Aim:
Transcribe the full listing exactly, and drop every picture.

(Saved entries)

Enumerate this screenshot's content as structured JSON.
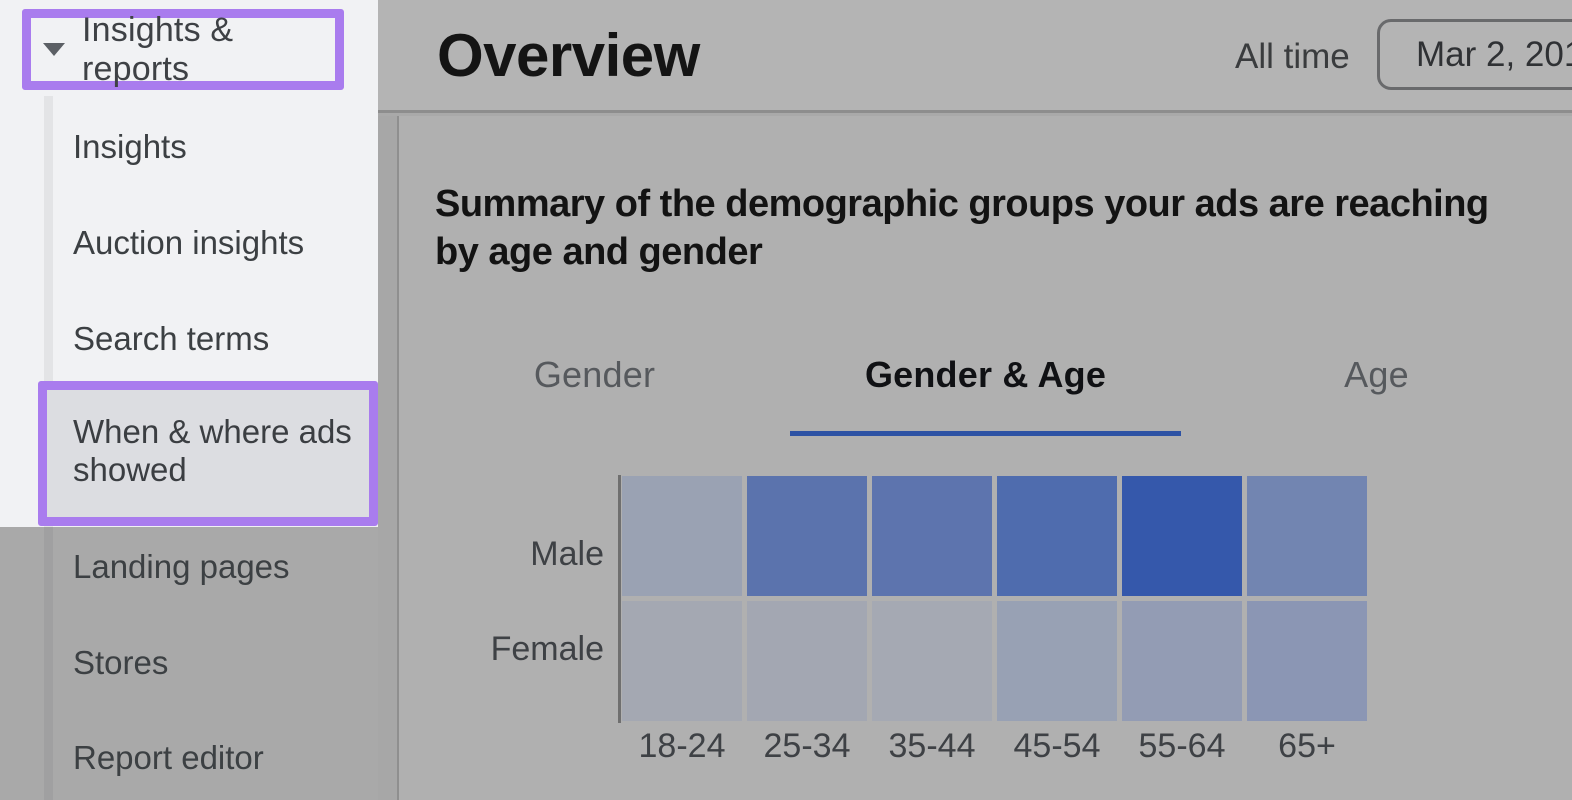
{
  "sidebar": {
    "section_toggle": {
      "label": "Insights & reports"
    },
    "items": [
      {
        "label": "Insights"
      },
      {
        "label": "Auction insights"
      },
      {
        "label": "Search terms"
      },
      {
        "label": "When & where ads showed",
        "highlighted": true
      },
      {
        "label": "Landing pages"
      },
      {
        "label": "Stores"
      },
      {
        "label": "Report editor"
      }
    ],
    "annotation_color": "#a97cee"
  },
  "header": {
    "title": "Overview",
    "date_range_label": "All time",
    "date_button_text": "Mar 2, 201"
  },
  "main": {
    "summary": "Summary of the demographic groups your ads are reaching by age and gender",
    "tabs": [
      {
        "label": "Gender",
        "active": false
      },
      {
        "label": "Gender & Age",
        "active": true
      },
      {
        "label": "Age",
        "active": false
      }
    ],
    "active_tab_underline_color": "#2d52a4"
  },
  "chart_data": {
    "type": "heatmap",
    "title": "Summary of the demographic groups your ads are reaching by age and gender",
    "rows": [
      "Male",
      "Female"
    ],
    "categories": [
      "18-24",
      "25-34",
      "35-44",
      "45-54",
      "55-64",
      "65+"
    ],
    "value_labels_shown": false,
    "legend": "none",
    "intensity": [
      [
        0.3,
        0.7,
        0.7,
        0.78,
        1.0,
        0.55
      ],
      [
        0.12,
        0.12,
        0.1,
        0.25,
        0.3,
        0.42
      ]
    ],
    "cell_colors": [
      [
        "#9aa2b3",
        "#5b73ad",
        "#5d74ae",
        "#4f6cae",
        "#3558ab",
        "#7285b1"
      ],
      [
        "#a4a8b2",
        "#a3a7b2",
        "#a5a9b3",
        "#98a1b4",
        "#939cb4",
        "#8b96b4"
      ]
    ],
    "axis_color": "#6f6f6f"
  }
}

Response to this exercise:
Enumerate this screenshot's content as structured JSON.
{
  "sidebar": {
    "section_toggle": {
      "label": "Insights & reports"
    },
    "items": [
      {
        "label": "Insights"
      },
      {
        "label": "Auction insights"
      },
      {
        "label": "Search terms"
      },
      {
        "label": "When & where ads showed",
        "highlighted": true
      },
      {
        "label": "Landing pages"
      },
      {
        "label": "Stores"
      },
      {
        "label": "Report editor"
      }
    ],
    "annotation_color": "#a97cee"
  },
  "header": {
    "title": "Overview",
    "date_range_label": "All time",
    "date_button_text": "Mar 2, 201"
  },
  "main": {
    "summary": "Summary of the demographic groups your ads are reaching by age and gender",
    "tabs": [
      {
        "label": "Gender",
        "active": false
      },
      {
        "label": "Gender & Age",
        "active": true
      },
      {
        "label": "Age",
        "active": false
      }
    ],
    "active_tab_underline_color": "#2d52a4"
  },
  "chart_data": {
    "type": "heatmap",
    "title": "Summary of the demographic groups your ads are reaching by age and gender",
    "rows": [
      "Male",
      "Female"
    ],
    "categories": [
      "18-24",
      "25-34",
      "35-44",
      "45-54",
      "55-64",
      "65+"
    ],
    "value_labels_shown": false,
    "legend": "none",
    "intensity": [
      [
        0.3,
        0.7,
        0.7,
        0.78,
        1.0,
        0.55
      ],
      [
        0.12,
        0.12,
        0.1,
        0.25,
        0.3,
        0.42
      ]
    ],
    "cell_colors": [
      [
        "#9aa2b3",
        "#5b73ad",
        "#5d74ae",
        "#4f6cae",
        "#3558ab",
        "#7285b1"
      ],
      [
        "#a4a8b2",
        "#a3a7b2",
        "#a5a9b3",
        "#98a1b4",
        "#939cb4",
        "#8b96b4"
      ]
    ],
    "axis_color": "#6f6f6f"
  }
}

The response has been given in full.